• _EXERCISE INPUT_:
________
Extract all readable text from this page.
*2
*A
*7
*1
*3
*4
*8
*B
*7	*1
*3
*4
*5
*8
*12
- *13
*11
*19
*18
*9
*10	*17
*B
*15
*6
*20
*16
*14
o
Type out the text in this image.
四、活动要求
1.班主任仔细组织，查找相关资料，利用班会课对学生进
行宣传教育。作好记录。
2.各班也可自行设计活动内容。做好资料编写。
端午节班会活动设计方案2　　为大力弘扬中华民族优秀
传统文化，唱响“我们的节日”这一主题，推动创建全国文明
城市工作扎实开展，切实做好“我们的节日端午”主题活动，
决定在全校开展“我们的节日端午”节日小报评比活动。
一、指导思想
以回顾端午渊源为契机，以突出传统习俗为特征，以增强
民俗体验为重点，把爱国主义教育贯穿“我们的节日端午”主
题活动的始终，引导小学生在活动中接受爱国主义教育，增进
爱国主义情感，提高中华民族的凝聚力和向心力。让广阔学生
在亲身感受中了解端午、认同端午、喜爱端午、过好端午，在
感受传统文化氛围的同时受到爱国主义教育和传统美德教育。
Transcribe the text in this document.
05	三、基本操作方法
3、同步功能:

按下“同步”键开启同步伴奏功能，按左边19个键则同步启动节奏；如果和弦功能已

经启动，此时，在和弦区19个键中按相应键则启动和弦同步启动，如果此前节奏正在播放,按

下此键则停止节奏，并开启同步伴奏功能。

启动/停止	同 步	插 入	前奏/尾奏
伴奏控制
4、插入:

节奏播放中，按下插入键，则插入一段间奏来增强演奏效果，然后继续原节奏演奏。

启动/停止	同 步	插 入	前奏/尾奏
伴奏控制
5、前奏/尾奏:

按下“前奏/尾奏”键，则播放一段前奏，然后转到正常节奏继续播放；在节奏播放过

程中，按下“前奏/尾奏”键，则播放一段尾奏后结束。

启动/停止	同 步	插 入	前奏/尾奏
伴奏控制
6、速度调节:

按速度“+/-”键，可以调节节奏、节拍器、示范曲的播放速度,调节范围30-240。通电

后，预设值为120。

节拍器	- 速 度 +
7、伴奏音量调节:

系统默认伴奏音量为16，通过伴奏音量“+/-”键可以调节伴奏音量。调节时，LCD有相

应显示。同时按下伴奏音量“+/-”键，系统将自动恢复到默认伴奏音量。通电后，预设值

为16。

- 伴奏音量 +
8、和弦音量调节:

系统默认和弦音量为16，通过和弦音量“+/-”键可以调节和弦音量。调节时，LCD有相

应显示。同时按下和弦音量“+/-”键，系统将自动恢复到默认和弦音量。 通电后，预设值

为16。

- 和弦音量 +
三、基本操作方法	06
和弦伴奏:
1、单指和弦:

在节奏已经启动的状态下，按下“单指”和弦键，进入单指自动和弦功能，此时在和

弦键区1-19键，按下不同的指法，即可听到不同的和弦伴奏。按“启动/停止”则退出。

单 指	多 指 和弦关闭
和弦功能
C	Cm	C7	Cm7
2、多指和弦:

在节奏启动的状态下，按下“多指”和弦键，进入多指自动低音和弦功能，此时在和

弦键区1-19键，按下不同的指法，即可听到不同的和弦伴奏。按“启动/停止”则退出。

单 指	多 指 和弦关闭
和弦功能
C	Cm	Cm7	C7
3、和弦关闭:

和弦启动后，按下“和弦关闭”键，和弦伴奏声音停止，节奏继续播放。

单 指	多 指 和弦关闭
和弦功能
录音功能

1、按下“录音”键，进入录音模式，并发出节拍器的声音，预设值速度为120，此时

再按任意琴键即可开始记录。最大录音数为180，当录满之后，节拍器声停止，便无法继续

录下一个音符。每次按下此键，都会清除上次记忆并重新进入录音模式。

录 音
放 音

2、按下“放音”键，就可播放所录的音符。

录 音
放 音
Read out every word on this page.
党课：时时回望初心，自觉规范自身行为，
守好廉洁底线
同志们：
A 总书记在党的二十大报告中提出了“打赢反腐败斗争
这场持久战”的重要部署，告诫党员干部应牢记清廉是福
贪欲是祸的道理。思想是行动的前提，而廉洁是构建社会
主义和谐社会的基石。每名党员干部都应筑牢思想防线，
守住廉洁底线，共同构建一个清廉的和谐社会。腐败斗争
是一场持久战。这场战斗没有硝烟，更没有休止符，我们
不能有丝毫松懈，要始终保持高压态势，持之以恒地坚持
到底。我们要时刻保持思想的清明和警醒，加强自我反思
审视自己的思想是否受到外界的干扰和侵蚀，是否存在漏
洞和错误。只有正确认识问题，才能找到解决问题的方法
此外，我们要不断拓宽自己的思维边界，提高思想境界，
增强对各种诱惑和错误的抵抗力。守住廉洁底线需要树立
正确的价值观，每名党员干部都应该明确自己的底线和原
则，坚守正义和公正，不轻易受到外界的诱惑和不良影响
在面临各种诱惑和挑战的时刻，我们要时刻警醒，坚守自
________
• _INSTRUCTION_:
Which lines of the data include "LCD有相"? Copy each of them.

• _ANSWER TO THIS PROBLEM_:
系统默认伴奏音量为16，通过伴奏音量“+/-”键可以调节伴奏音量。调节时，LCD有相
系统默认和弦音量为16，通过和弦音量“+/-”键可以调节和弦音量。调节时，LCD有相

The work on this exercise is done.